Goal
Below are some entries. Copy each line that holds the string "icon".

··· Dataset entries

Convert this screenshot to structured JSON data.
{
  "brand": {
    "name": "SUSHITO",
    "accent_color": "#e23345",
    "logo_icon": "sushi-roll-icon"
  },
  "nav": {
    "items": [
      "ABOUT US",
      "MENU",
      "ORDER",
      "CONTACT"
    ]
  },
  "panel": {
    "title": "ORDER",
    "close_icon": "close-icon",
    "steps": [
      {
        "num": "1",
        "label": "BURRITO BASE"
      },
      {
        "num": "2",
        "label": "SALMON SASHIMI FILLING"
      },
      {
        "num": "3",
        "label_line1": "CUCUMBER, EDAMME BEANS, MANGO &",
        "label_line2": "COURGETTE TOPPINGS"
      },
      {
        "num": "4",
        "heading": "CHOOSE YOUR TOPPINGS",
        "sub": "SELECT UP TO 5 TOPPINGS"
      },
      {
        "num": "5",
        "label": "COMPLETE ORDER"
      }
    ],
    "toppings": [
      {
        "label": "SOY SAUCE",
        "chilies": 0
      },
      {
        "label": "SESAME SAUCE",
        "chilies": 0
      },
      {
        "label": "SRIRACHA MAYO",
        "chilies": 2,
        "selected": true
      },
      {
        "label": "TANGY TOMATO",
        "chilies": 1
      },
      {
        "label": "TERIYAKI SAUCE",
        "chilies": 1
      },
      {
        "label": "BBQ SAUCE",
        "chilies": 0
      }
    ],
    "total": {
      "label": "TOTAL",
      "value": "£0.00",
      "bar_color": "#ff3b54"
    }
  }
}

······

Response to this exercise
    "logo_icon": "sushi-roll-icon"
    "close_icon": "close-icon",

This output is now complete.